Collected data entries:
■ ■ ■ ■ ■ ■ ■

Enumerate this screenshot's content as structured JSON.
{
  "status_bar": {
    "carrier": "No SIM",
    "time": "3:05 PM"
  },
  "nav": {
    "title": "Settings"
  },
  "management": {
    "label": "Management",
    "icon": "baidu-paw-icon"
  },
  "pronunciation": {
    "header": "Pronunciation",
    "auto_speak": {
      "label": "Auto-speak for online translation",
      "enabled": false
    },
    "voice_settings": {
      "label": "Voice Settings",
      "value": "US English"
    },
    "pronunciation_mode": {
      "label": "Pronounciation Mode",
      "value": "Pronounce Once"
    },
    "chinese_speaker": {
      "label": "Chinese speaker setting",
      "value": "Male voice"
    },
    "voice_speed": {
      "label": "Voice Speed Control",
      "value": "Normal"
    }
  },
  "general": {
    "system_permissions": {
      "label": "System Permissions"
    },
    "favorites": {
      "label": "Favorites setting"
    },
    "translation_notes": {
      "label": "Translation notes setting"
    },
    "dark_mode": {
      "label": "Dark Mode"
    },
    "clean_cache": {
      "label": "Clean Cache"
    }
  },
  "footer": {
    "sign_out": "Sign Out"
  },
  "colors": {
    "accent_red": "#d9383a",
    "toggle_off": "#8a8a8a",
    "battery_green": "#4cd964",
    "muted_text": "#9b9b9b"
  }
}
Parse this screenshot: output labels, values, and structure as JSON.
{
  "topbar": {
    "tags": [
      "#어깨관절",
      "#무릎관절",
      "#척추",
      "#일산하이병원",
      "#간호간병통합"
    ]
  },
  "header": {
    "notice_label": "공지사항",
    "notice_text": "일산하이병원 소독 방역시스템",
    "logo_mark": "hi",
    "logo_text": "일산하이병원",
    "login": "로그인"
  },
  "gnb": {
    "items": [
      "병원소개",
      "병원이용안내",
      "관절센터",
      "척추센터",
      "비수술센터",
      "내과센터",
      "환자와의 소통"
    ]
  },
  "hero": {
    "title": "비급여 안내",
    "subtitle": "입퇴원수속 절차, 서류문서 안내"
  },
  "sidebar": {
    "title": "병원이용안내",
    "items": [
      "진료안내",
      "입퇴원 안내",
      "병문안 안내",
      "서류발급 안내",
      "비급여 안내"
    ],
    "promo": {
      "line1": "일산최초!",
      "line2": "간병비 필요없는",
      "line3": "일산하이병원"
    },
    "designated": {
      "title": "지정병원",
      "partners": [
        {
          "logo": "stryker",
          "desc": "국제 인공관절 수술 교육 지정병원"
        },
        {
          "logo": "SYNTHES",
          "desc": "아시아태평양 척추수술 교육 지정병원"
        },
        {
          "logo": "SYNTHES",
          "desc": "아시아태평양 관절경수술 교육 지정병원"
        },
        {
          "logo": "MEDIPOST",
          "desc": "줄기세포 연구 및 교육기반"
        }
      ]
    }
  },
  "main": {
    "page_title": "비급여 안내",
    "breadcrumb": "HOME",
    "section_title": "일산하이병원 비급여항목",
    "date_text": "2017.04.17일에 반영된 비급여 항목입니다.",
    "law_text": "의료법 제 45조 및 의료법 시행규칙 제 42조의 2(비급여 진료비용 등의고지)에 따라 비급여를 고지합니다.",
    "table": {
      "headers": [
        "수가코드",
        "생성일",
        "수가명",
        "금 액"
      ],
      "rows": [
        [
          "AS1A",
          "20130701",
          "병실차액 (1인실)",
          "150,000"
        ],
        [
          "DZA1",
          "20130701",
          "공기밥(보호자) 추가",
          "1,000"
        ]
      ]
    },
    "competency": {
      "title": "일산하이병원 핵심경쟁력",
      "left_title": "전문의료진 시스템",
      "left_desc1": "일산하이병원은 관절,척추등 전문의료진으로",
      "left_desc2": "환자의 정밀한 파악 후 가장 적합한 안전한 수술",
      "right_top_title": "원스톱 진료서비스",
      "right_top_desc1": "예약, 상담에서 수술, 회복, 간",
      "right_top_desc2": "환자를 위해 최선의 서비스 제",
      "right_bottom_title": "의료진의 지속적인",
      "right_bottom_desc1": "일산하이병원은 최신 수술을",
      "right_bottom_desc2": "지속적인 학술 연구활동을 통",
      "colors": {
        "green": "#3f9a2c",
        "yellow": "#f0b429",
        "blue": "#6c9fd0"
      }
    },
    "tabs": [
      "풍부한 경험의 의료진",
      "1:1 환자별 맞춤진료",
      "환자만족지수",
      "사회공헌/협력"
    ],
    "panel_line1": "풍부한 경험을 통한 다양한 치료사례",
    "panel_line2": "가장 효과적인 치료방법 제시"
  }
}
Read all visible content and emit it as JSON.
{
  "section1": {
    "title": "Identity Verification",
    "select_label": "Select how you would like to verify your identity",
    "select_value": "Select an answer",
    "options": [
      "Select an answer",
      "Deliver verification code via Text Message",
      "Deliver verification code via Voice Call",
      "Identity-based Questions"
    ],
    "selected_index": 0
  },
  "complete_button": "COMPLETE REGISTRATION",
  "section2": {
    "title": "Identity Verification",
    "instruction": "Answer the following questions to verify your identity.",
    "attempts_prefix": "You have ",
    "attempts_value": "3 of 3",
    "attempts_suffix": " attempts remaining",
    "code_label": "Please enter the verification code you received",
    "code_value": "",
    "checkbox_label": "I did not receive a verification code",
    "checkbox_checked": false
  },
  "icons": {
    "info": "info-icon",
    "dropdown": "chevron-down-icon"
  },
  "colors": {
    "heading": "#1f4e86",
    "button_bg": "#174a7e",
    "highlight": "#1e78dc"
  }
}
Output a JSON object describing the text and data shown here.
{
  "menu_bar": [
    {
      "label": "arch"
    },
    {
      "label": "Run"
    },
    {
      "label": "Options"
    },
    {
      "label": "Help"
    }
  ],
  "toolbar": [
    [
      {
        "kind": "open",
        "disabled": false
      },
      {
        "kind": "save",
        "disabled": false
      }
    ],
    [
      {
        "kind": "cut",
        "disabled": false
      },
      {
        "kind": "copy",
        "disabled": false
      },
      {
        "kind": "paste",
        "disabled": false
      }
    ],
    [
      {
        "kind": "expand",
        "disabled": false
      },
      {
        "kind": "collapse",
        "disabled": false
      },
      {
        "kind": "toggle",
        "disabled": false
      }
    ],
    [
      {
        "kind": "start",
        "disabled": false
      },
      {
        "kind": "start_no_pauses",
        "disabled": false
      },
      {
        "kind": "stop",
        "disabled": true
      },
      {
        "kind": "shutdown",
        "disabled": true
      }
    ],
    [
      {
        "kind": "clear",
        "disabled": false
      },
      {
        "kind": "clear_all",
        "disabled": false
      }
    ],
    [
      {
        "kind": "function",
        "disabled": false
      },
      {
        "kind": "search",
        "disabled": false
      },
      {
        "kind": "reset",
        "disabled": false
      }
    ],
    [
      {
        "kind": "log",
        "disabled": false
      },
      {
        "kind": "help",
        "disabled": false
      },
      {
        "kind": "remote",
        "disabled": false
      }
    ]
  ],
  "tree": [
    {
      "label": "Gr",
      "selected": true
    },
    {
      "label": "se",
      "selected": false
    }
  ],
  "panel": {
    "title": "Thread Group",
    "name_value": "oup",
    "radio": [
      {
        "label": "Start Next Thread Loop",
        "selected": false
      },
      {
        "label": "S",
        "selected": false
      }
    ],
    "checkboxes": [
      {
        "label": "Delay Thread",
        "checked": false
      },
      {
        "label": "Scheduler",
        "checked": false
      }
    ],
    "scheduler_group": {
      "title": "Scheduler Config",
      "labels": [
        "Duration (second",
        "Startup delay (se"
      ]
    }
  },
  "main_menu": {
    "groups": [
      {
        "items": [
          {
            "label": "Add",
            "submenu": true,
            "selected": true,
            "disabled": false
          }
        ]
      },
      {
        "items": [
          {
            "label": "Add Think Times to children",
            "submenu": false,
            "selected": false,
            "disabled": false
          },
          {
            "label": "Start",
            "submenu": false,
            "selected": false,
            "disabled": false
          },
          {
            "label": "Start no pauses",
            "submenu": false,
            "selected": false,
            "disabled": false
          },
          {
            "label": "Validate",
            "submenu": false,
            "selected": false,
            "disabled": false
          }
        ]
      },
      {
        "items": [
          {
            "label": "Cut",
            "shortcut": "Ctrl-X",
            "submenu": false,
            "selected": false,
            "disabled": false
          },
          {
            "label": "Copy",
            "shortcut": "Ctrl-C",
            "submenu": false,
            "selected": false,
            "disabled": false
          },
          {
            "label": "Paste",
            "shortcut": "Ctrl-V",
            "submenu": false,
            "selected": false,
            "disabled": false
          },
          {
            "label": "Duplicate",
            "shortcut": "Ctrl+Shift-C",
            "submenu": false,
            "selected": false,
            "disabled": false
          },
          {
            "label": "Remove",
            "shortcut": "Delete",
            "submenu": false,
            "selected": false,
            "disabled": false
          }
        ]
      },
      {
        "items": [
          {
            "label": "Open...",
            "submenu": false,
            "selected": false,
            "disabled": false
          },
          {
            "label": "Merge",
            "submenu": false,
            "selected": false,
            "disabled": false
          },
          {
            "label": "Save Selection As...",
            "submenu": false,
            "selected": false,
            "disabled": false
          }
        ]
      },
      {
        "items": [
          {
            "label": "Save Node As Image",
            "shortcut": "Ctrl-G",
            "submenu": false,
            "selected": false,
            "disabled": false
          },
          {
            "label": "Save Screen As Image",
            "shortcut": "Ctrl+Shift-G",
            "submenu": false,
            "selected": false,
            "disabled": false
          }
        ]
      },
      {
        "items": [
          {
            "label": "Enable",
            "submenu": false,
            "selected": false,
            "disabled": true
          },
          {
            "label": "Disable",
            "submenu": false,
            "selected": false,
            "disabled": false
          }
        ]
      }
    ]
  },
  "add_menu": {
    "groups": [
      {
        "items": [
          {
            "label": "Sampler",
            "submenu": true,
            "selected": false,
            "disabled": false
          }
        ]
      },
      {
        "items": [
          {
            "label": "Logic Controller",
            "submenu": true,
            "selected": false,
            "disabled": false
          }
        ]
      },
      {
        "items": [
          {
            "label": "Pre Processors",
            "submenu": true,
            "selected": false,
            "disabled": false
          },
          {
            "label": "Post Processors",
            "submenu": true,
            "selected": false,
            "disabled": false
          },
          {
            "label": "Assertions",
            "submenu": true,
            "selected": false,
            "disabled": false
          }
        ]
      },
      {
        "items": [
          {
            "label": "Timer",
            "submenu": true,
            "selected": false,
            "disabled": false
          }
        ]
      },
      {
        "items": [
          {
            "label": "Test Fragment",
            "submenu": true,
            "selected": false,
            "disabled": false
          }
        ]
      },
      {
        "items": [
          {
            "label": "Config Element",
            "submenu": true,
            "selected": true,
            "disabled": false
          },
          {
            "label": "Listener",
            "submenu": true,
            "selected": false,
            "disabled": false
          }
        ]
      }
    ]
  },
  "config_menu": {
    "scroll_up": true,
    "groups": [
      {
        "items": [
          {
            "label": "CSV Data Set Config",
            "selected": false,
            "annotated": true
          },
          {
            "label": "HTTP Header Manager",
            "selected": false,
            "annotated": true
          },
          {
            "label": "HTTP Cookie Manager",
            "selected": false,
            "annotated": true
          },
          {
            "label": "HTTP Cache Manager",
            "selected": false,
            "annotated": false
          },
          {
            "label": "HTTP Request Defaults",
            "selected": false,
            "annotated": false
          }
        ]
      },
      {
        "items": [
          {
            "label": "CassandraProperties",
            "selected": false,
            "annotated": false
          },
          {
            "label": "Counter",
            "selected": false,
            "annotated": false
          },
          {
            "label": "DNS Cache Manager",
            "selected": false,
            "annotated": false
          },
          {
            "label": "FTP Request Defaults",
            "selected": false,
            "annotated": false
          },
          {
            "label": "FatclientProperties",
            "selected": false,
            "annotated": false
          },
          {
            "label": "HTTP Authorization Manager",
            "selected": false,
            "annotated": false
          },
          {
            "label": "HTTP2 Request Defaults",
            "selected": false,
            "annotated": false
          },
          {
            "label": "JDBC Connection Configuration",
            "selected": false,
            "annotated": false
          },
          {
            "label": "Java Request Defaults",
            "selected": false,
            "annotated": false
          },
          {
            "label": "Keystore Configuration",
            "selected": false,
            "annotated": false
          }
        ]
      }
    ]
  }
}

■ ■ ■ ■ ■ ■ ■

> [OBJECTIVE] Among the records above, how many lines carry the string "JSON"? Reply with the number alone.

> [SOLVED EXERCISE] 4